Assemble all lines in which the string "name" appears.
-- START OF Records shown --
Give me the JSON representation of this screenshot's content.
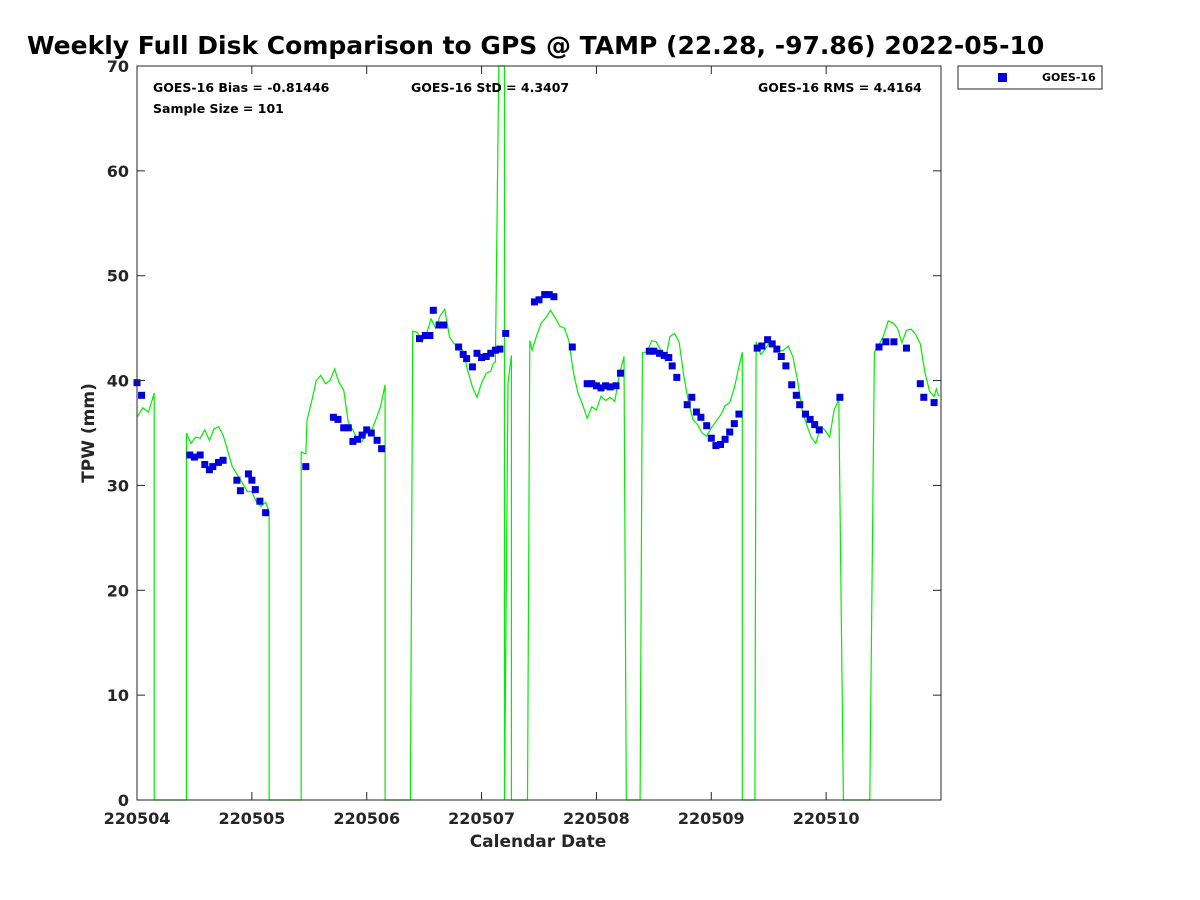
{
  "chart_data": {
    "type": "scatter",
    "title": "Weekly Full Disk Comparison to GPS @ TAMP (22.28, -97.86) 2022-05-10",
    "xlabel": "Calendar Date",
    "ylabel": "TPW (mm)",
    "xlim": [
      0,
      7
    ],
    "ylim": [
      0,
      70
    ],
    "x_ticks": [
      {
        "value": 0,
        "label": "220504"
      },
      {
        "value": 1,
        "label": "220505"
      },
      {
        "value": 2,
        "label": "220506"
      },
      {
        "value": 3,
        "label": "220507"
      },
      {
        "value": 4,
        "label": "220508"
      },
      {
        "value": 5,
        "label": "220509"
      },
      {
        "value": 6,
        "label": "220510"
      }
    ],
    "y_ticks": [
      0,
      10,
      20,
      30,
      40,
      50,
      60,
      70
    ],
    "grid": false,
    "legend_position": "top-right",
    "stats": {
      "bias": "GOES-16 Bias = -0.81446",
      "sample_size": "Sample Size = 101",
      "std": "GOES-16 StD = 4.3407",
      "rms": "GOES-16 RMS = 4.4164"
    },
    "series": [
      {
        "name": "GOES-16",
        "kind": "scatter",
        "color": "#0000dd",
        "points": [
          [
            0.0,
            39.8
          ],
          [
            0.04,
            38.6
          ],
          [
            0.46,
            32.9
          ],
          [
            0.5,
            32.7
          ],
          [
            0.55,
            32.9
          ],
          [
            0.59,
            32.0
          ],
          [
            0.63,
            31.5
          ],
          [
            0.66,
            31.8
          ],
          [
            0.71,
            32.2
          ],
          [
            0.75,
            32.4
          ],
          [
            0.87,
            30.5
          ],
          [
            0.9,
            29.5
          ],
          [
            0.97,
            31.1
          ],
          [
            1.0,
            30.5
          ],
          [
            1.03,
            29.6
          ],
          [
            1.07,
            28.5
          ],
          [
            1.12,
            27.4
          ],
          [
            1.47,
            31.8
          ],
          [
            1.71,
            36.5
          ],
          [
            1.75,
            36.3
          ],
          [
            1.8,
            35.5
          ],
          [
            1.84,
            35.5
          ],
          [
            1.88,
            34.2
          ],
          [
            1.92,
            34.4
          ],
          [
            1.96,
            34.8
          ],
          [
            2.0,
            35.3
          ],
          [
            2.04,
            35.0
          ],
          [
            2.09,
            34.3
          ],
          [
            2.13,
            33.5
          ],
          [
            2.46,
            44.0
          ],
          [
            2.51,
            44.3
          ],
          [
            2.55,
            44.3
          ],
          [
            2.58,
            46.7
          ],
          [
            2.63,
            45.3
          ],
          [
            2.67,
            45.3
          ],
          [
            2.8,
            43.2
          ],
          [
            2.84,
            42.5
          ],
          [
            2.87,
            42.1
          ],
          [
            2.92,
            41.3
          ],
          [
            2.96,
            42.6
          ],
          [
            3.0,
            42.2
          ],
          [
            3.04,
            42.3
          ],
          [
            3.08,
            42.6
          ],
          [
            3.12,
            42.9
          ],
          [
            3.16,
            43.0
          ],
          [
            3.21,
            44.5
          ],
          [
            3.46,
            47.5
          ],
          [
            3.5,
            47.7
          ],
          [
            3.55,
            48.2
          ],
          [
            3.59,
            48.2
          ],
          [
            3.63,
            48.0
          ],
          [
            3.79,
            43.2
          ],
          [
            3.92,
            39.7
          ],
          [
            3.96,
            39.7
          ],
          [
            4.0,
            39.5
          ],
          [
            4.04,
            39.3
          ],
          [
            4.08,
            39.5
          ],
          [
            4.12,
            39.4
          ],
          [
            4.17,
            39.5
          ],
          [
            4.21,
            40.7
          ],
          [
            4.46,
            42.8
          ],
          [
            4.5,
            42.8
          ],
          [
            4.55,
            42.6
          ],
          [
            4.59,
            42.4
          ],
          [
            4.63,
            42.2
          ],
          [
            4.66,
            41.4
          ],
          [
            4.7,
            40.3
          ],
          [
            4.79,
            37.7
          ],
          [
            4.83,
            38.4
          ],
          [
            4.87,
            37.0
          ],
          [
            4.91,
            36.5
          ],
          [
            4.96,
            35.7
          ],
          [
            5.0,
            34.5
          ],
          [
            5.04,
            33.8
          ],
          [
            5.08,
            33.9
          ],
          [
            5.12,
            34.4
          ],
          [
            5.16,
            35.1
          ],
          [
            5.2,
            35.9
          ],
          [
            5.24,
            36.8
          ],
          [
            5.4,
            43.1
          ],
          [
            5.44,
            43.3
          ],
          [
            5.49,
            43.9
          ],
          [
            5.53,
            43.5
          ],
          [
            5.57,
            43.0
          ],
          [
            5.61,
            42.3
          ],
          [
            5.65,
            41.4
          ],
          [
            5.7,
            39.6
          ],
          [
            5.74,
            38.6
          ],
          [
            5.77,
            37.7
          ],
          [
            5.82,
            36.8
          ],
          [
            5.86,
            36.3
          ],
          [
            5.9,
            35.8
          ],
          [
            5.94,
            35.3
          ],
          [
            6.12,
            38.4
          ],
          [
            6.46,
            43.2
          ],
          [
            6.52,
            43.7
          ],
          [
            6.59,
            43.7
          ],
          [
            6.7,
            43.1
          ],
          [
            6.82,
            39.7
          ],
          [
            6.85,
            38.4
          ],
          [
            6.94,
            37.9
          ]
        ]
      },
      {
        "name": "",
        "kind": "line",
        "color": "#00ee00",
        "points": [
          [
            0.0,
            36.5
          ],
          [
            0.05,
            37.4
          ],
          [
            0.1,
            37.0
          ],
          [
            0.15,
            38.8
          ],
          [
            0.15,
            0.0
          ],
          [
            0.43,
            0.0
          ],
          [
            0.43,
            35.0
          ],
          [
            0.47,
            34.0
          ],
          [
            0.51,
            34.6
          ],
          [
            0.55,
            34.5
          ],
          [
            0.59,
            35.3
          ],
          [
            0.63,
            34.3
          ],
          [
            0.67,
            35.4
          ],
          [
            0.71,
            35.6
          ],
          [
            0.75,
            34.8
          ],
          [
            0.79,
            33.3
          ],
          [
            0.83,
            31.8
          ],
          [
            0.88,
            30.9
          ],
          [
            0.92,
            30.2
          ],
          [
            0.96,
            29.4
          ],
          [
            1.0,
            29.4
          ],
          [
            1.04,
            28.4
          ],
          [
            1.08,
            28.0
          ],
          [
            1.12,
            28.4
          ],
          [
            1.15,
            27.5
          ],
          [
            1.15,
            0.0
          ],
          [
            1.43,
            0.0
          ],
          [
            1.43,
            33.2
          ],
          [
            1.47,
            33.0
          ],
          [
            1.48,
            36.2
          ],
          [
            1.52,
            38.0
          ],
          [
            1.56,
            40.0
          ],
          [
            1.6,
            40.5
          ],
          [
            1.64,
            39.7
          ],
          [
            1.68,
            40.0
          ],
          [
            1.72,
            41.1
          ],
          [
            1.76,
            39.8
          ],
          [
            1.8,
            39.1
          ],
          [
            1.84,
            36.0
          ],
          [
            1.88,
            35.3
          ],
          [
            1.92,
            34.3
          ],
          [
            1.96,
            34.2
          ],
          [
            2.0,
            35.0
          ],
          [
            2.04,
            35.2
          ],
          [
            2.08,
            36.3
          ],
          [
            2.12,
            37.5
          ],
          [
            2.16,
            39.6
          ],
          [
            2.16,
            0.0
          ],
          [
            2.38,
            0.0
          ],
          [
            2.4,
            44.7
          ],
          [
            2.44,
            44.6
          ],
          [
            2.48,
            43.7
          ],
          [
            2.52,
            44.4
          ],
          [
            2.56,
            45.9
          ],
          [
            2.6,
            45.0
          ],
          [
            2.64,
            46.2
          ],
          [
            2.68,
            46.8
          ],
          [
            2.72,
            44.2
          ],
          [
            2.76,
            43.5
          ],
          [
            2.8,
            43.4
          ],
          [
            2.84,
            42.8
          ],
          [
            2.88,
            40.9
          ],
          [
            2.92,
            39.4
          ],
          [
            2.96,
            38.4
          ],
          [
            3.0,
            39.8
          ],
          [
            3.04,
            40.7
          ],
          [
            3.08,
            40.9
          ],
          [
            3.1,
            41.6
          ],
          [
            3.12,
            41.8
          ],
          [
            3.15,
            70.0
          ],
          [
            3.2,
            70.0
          ],
          [
            3.2,
            0.0
          ],
          [
            3.23,
            39.8
          ],
          [
            3.26,
            42.4
          ],
          [
            3.26,
            0.0
          ],
          [
            3.4,
            0.0
          ],
          [
            3.42,
            43.8
          ],
          [
            3.44,
            42.9
          ],
          [
            3.48,
            44.3
          ],
          [
            3.52,
            45.5
          ],
          [
            3.56,
            46.0
          ],
          [
            3.6,
            46.7
          ],
          [
            3.64,
            46.0
          ],
          [
            3.68,
            45.2
          ],
          [
            3.72,
            45.0
          ],
          [
            3.76,
            43.8
          ],
          [
            3.8,
            40.7
          ],
          [
            3.84,
            38.8
          ],
          [
            3.88,
            37.7
          ],
          [
            3.92,
            36.4
          ],
          [
            3.96,
            37.5
          ],
          [
            4.0,
            37.2
          ],
          [
            4.04,
            38.5
          ],
          [
            4.08,
            38.1
          ],
          [
            4.12,
            38.4
          ],
          [
            4.16,
            38.0
          ],
          [
            4.2,
            40.6
          ],
          [
            4.24,
            42.3
          ],
          [
            4.26,
            0.0
          ],
          [
            4.38,
            0.0
          ],
          [
            4.4,
            42.7
          ],
          [
            4.44,
            42.7
          ],
          [
            4.48,
            43.8
          ],
          [
            4.52,
            43.7
          ],
          [
            4.56,
            42.9
          ],
          [
            4.6,
            41.9
          ],
          [
            4.64,
            44.2
          ],
          [
            4.68,
            44.5
          ],
          [
            4.72,
            43.7
          ],
          [
            4.76,
            40.5
          ],
          [
            4.8,
            38.0
          ],
          [
            4.84,
            36.3
          ],
          [
            4.88,
            35.8
          ],
          [
            4.92,
            35.0
          ],
          [
            4.96,
            34.7
          ],
          [
            5.0,
            35.5
          ],
          [
            5.04,
            36.1
          ],
          [
            5.08,
            36.7
          ],
          [
            5.12,
            37.6
          ],
          [
            5.16,
            37.9
          ],
          [
            5.2,
            39.3
          ],
          [
            5.24,
            41.3
          ],
          [
            5.27,
            42.7
          ],
          [
            5.27,
            0.0
          ],
          [
            5.38,
            0.0
          ],
          [
            5.39,
            43.7
          ],
          [
            5.43,
            42.5
          ],
          [
            5.47,
            43.0
          ],
          [
            5.51,
            43.7
          ],
          [
            5.55,
            43.4
          ],
          [
            5.59,
            42.8
          ],
          [
            5.63,
            42.9
          ],
          [
            5.67,
            43.3
          ],
          [
            5.71,
            42.3
          ],
          [
            5.75,
            40.1
          ],
          [
            5.79,
            37.2
          ],
          [
            5.83,
            35.8
          ],
          [
            5.87,
            34.6
          ],
          [
            5.91,
            34.0
          ],
          [
            5.95,
            35.6
          ],
          [
            5.99,
            35.3
          ],
          [
            6.03,
            34.6
          ],
          [
            6.07,
            37.2
          ],
          [
            6.11,
            38.2
          ],
          [
            6.15,
            0.0
          ],
          [
            6.38,
            0.0
          ],
          [
            6.42,
            42.7
          ],
          [
            6.46,
            43.4
          ],
          [
            6.5,
            44.3
          ],
          [
            6.54,
            45.7
          ],
          [
            6.58,
            45.5
          ],
          [
            6.62,
            45.0
          ],
          [
            6.66,
            43.6
          ],
          [
            6.7,
            44.8
          ],
          [
            6.74,
            44.9
          ],
          [
            6.78,
            44.4
          ],
          [
            6.82,
            43.5
          ],
          [
            6.86,
            40.8
          ],
          [
            6.9,
            39.0
          ],
          [
            6.94,
            38.5
          ],
          [
            6.96,
            39.2
          ],
          [
            6.98,
            38.5
          ]
        ]
      }
    ]
  }
}
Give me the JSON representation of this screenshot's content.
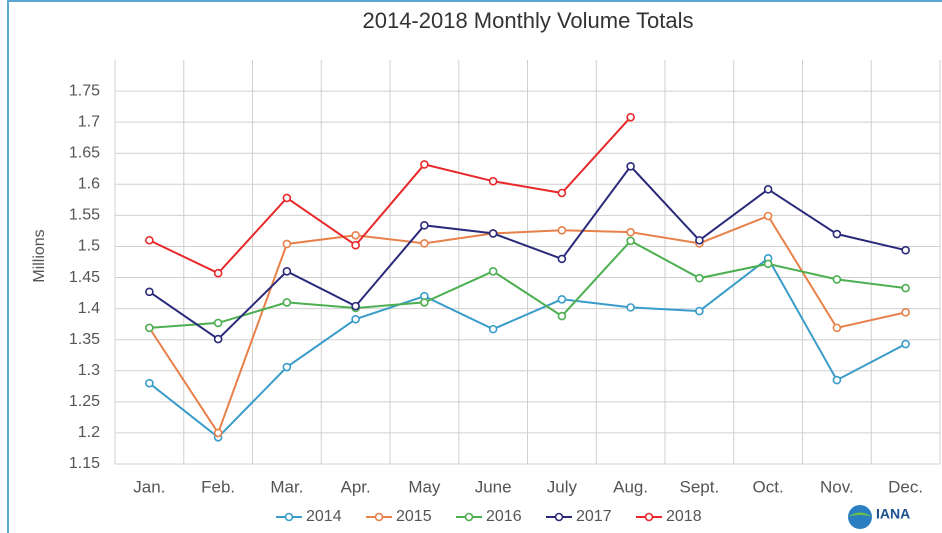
{
  "chart_data": {
    "type": "line",
    "title": "2014-2018 Monthly Volume Totals",
    "y_label": "Millions",
    "categories": [
      "Jan.",
      "Feb.",
      "Mar.",
      "Apr.",
      "May",
      "June",
      "July",
      "Aug.",
      "Sept.",
      "Oct.",
      "Nov.",
      "Dec."
    ],
    "series": [
      {
        "name": "2014",
        "color": "#3a9cc9",
        "values": [
          1.28,
          1.193,
          1.306,
          1.383,
          1.42,
          1.367,
          1.415,
          1.402,
          1.396,
          1.481,
          1.285,
          1.343
        ]
      },
      {
        "name": "2015",
        "color": "#e8804a",
        "values": [
          1.369,
          1.2,
          1.504,
          1.518,
          1.505,
          1.521,
          1.526,
          1.523,
          1.505,
          1.549,
          1.369,
          1.394
        ]
      },
      {
        "name": "2016",
        "color": "#4caf50",
        "values": [
          1.369,
          1.377,
          1.41,
          1.401,
          1.41,
          1.46,
          1.388,
          1.509,
          1.449,
          1.472,
          1.447,
          1.433
        ]
      },
      {
        "name": "2017",
        "color": "#2a2a7a",
        "values": [
          1.427,
          1.351,
          1.46,
          1.404,
          1.534,
          1.521,
          1.48,
          1.629,
          1.51,
          1.592,
          1.52,
          1.494
        ]
      },
      {
        "name": "2018",
        "color": "#e8282a",
        "values": [
          1.51,
          1.457,
          1.578,
          1.502,
          1.632,
          1.605,
          1.586,
          1.708,
          null,
          null,
          null,
          null
        ]
      }
    ],
    "ylim": [
      1.15,
      1.8
    ],
    "yticks": [
      1.15,
      1.2,
      1.25,
      1.3,
      1.35,
      1.4,
      1.45,
      1.5,
      1.55,
      1.6,
      1.65,
      1.7,
      1.75
    ],
    "grid": true,
    "legend": "bottom",
    "logo": "IANA"
  }
}
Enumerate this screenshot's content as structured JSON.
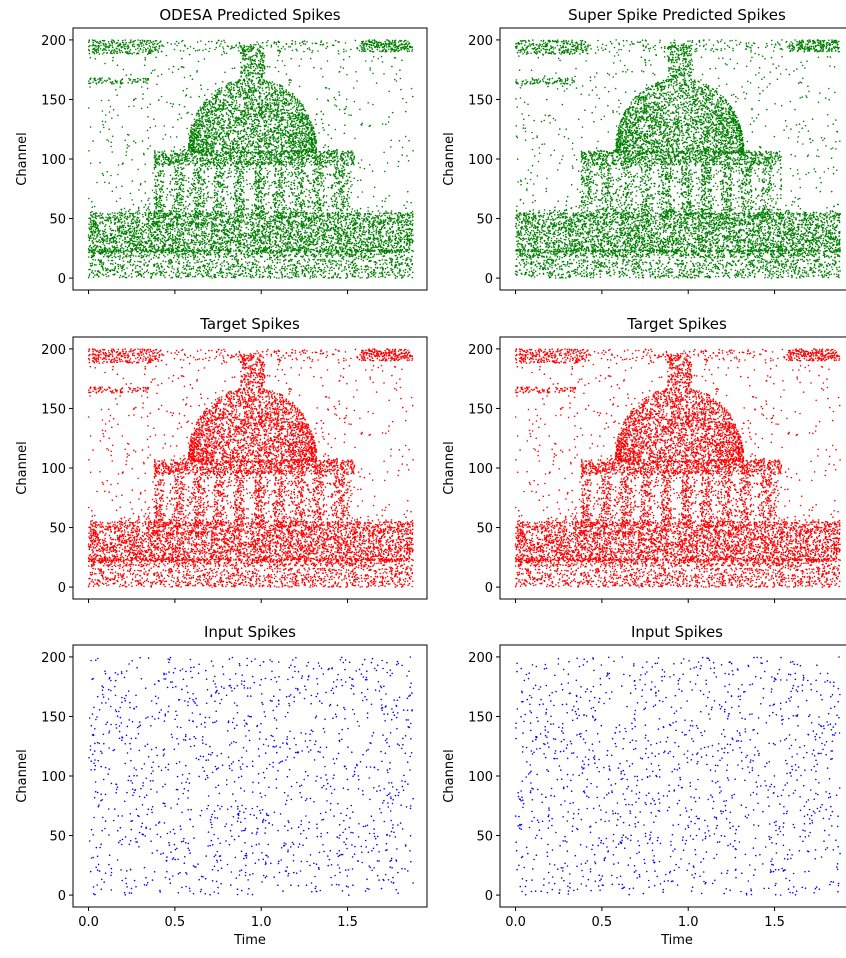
-- END OF Records shown --
**Task solution:**
        "name": "GOES-16",
        "name": "",
        "name": "2014",
        "name": "2015",
        "name": "2016",
        "name": "2017",
        "name": "2018",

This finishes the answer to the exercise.